ENTRIES SUPPLIED:
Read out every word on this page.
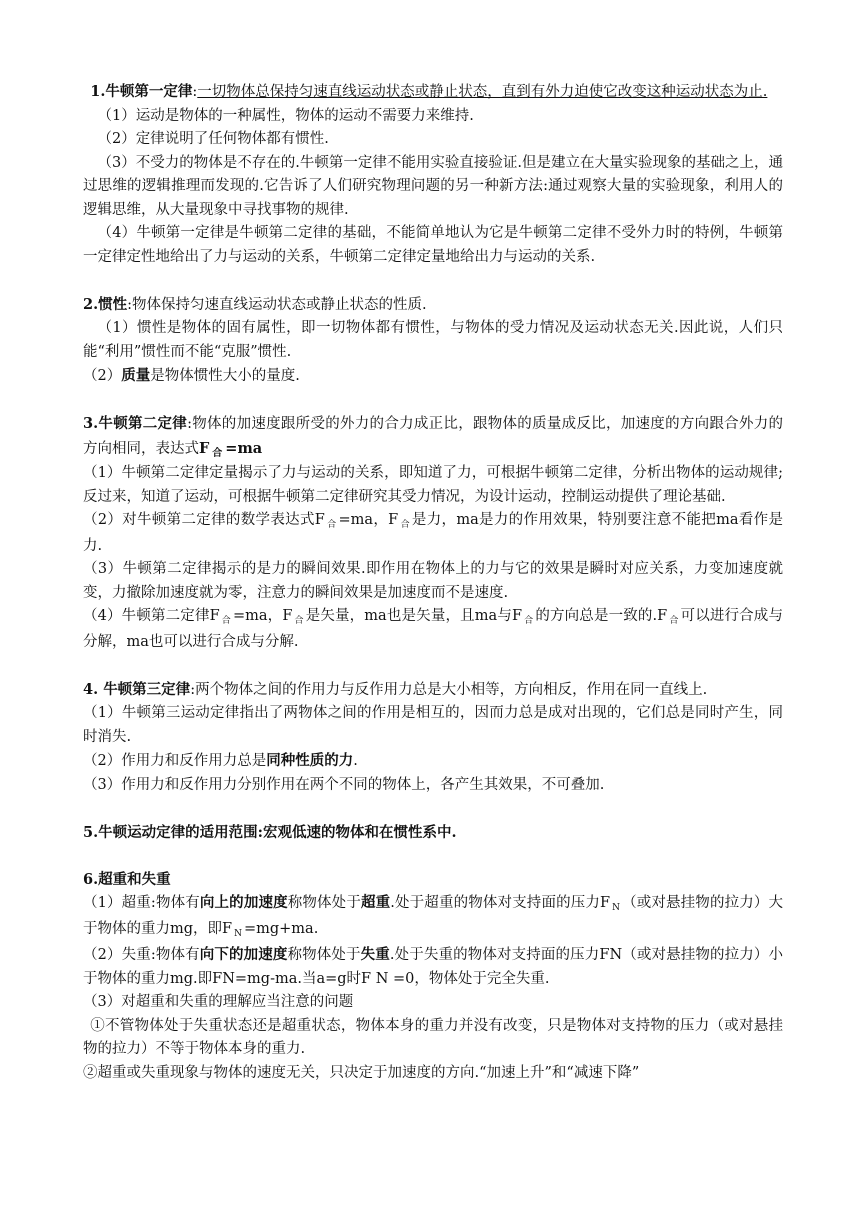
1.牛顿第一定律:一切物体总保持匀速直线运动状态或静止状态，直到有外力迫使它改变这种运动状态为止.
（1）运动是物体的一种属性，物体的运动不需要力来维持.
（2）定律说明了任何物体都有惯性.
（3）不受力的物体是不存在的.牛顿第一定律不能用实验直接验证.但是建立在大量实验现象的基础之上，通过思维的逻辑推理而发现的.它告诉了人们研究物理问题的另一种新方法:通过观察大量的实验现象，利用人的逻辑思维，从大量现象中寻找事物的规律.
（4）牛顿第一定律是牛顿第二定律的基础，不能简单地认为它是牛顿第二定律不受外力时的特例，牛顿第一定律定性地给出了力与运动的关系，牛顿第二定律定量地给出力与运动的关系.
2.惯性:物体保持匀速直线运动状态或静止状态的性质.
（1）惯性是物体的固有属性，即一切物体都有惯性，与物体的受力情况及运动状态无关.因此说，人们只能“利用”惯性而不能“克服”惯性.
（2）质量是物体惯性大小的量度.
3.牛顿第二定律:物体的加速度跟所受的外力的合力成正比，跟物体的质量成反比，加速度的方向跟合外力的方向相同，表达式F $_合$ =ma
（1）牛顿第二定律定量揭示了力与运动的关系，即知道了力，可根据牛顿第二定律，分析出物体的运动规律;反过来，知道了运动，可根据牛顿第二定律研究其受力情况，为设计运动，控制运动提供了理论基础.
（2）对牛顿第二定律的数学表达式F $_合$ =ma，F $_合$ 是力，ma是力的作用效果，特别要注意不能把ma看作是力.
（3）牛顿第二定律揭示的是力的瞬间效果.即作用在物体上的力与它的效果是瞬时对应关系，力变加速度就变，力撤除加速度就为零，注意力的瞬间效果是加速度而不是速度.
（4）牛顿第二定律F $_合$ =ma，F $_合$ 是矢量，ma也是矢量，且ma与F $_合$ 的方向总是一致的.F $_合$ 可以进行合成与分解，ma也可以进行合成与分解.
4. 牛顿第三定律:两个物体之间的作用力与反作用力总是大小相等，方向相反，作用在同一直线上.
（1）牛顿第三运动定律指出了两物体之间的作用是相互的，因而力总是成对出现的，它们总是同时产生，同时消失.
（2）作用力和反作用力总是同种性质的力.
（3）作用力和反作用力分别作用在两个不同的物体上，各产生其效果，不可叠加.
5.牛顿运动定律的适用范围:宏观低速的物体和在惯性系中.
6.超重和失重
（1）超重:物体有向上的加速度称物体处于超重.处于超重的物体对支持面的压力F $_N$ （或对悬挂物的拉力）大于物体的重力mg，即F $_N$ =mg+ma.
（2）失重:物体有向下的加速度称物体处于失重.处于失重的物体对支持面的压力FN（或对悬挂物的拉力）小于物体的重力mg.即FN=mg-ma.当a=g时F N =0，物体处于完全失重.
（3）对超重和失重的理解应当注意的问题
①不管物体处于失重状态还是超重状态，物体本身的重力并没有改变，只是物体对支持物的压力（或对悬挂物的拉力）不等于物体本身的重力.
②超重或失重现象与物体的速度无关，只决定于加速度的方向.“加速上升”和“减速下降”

AIM OF THE EXERCISE:
Copy every line of the data word for word, omitting the images.

OUTPUT FOR THIS EXERCISE:
Read out every word on this page.
1.牛顿第一定律:一切物体总保持匀速直线运动状态或静止状态，直到有外力迫使它改变这种运动状态为止.
（1）运动是物体的一种属性，物体的运动不需要力来维持.
（2）定律说明了任何物体都有惯性.
（3）不受力的物体是不存在的.牛顿第一定律不能用实验直接验证.但是建立在大量实验现象的基础之上，通过思维的逻辑推理而发现的.它告诉了人们研究物理问题的另一种新方法:通过观察大量的实验现象，利用人的逻辑思维，从大量现象中寻找事物的规律.
（4）牛顿第一定律是牛顿第二定律的基础，不能简单地认为它是牛顿第二定律不受外力时的特例，牛顿第一定律定性地给出了力与运动的关系，牛顿第二定律定量地给出力与运动的关系.
2.惯性:物体保持匀速直线运动状态或静止状态的性质.
（1）惯性是物体的固有属性，即一切物体都有惯性，与物体的受力情况及运动状态无关.因此说，人们只能“利用”惯性而不能“克服”惯性.
（2）质量是物体惯性大小的量度.
3.牛顿第二定律:物体的加速度跟所受的外力的合力成正比，跟物体的质量成反比，加速度的方向跟合外力的方向相同，表达式F $_合$ =ma
（1）牛顿第二定律定量揭示了力与运动的关系，即知道了力，可根据牛顿第二定律，分析出物体的运动规律;反过来，知道了运动，可根据牛顿第二定律研究其受力情况，为设计运动，控制运动提供了理论基础.
（2）对牛顿第二定律的数学表达式F $_合$ =ma，F $_合$ 是力，ma是力的作用效果，特别要注意不能把ma看作是力.
（3）牛顿第二定律揭示的是力的瞬间效果.即作用在物体上的力与它的效果是瞬时对应关系，力变加速度就变，力撤除加速度就为零，注意力的瞬间效果是加速度而不是速度.
（4）牛顿第二定律F $_合$ =ma，F $_合$ 是矢量，ma也是矢量，且ma与F $_合$ 的方向总是一致的.F $_合$ 可以进行合成与分解，ma也可以进行合成与分解.
4. 牛顿第三定律:两个物体之间的作用力与反作用力总是大小相等，方向相反，作用在同一直线上.
（1）牛顿第三运动定律指出了两物体之间的作用是相互的，因而力总是成对出现的，它们总是同时产生，同时消失.
（2）作用力和反作用力总是同种性质的力.
（3）作用力和反作用力分别作用在两个不同的物体上，各产生其效果，不可叠加.
5.牛顿运动定律的适用范围:宏观低速的物体和在惯性系中.
6.超重和失重
（1）超重:物体有向上的加速度称物体处于超重.处于超重的物体对支持面的压力F $_N$ （或对悬挂物的拉力）大于物体的重力mg，即F $_N$ =mg+ma.
（2）失重:物体有向下的加速度称物体处于失重.处于失重的物体对支持面的压力FN（或对悬挂物的拉力）小于物体的重力mg.即FN=mg-ma.当a=g时F N =0，物体处于完全失重.
（3）对超重和失重的理解应当注意的问题
①不管物体处于失重状态还是超重状态，物体本身的重力并没有改变，只是物体对支持物的压力（或对悬挂物的拉力）不等于物体本身的重力.
②超重或失重现象与物体的速度无关，只决定于加速度的方向.“加速上升”和“减速下降”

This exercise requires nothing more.